[What to produce] Search the records for the word "developer" and pick out every line that has it.

[Stored entries]
* * * *
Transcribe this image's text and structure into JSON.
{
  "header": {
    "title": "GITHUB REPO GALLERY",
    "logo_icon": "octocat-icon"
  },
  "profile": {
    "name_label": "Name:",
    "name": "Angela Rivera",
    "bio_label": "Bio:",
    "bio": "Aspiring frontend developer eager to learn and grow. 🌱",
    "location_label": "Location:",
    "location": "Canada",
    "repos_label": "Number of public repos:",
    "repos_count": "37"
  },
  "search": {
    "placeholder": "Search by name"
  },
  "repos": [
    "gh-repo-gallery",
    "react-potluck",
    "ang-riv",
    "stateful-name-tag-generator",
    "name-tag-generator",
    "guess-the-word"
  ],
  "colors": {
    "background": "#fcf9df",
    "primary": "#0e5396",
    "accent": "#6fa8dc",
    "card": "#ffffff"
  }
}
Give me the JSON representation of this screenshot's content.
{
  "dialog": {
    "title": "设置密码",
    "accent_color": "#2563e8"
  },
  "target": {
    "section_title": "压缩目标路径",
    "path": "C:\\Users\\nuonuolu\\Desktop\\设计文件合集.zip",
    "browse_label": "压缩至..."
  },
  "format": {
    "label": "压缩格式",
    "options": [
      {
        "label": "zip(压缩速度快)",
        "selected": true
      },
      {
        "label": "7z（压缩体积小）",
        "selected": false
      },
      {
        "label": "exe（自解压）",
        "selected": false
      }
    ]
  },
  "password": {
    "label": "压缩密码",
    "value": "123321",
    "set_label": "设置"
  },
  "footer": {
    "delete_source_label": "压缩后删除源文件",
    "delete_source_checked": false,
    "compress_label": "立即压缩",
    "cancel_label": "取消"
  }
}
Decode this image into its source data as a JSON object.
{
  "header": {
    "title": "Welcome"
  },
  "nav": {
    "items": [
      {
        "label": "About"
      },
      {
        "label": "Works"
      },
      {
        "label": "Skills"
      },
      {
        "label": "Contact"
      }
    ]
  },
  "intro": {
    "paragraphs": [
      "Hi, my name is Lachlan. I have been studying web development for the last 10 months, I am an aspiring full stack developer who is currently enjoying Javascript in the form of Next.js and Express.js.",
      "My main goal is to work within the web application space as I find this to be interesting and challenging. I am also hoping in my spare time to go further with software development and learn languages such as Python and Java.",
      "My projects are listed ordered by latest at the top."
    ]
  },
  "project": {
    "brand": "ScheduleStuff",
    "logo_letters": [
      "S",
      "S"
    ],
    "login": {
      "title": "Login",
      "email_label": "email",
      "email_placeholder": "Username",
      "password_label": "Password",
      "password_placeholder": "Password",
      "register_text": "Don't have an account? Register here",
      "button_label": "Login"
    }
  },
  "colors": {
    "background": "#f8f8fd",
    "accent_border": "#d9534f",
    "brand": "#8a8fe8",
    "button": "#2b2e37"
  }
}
* * * *
[Output of the exercise]
    "bio": "Aspiring frontend developer eager to learn and grow. 🌱",
      "Hi, my name is Lachlan. I have been studying web development for the last 10 months, I am an aspiring full stack developer who is currently enjoying Javascript in the form of Next.js and Express.js.",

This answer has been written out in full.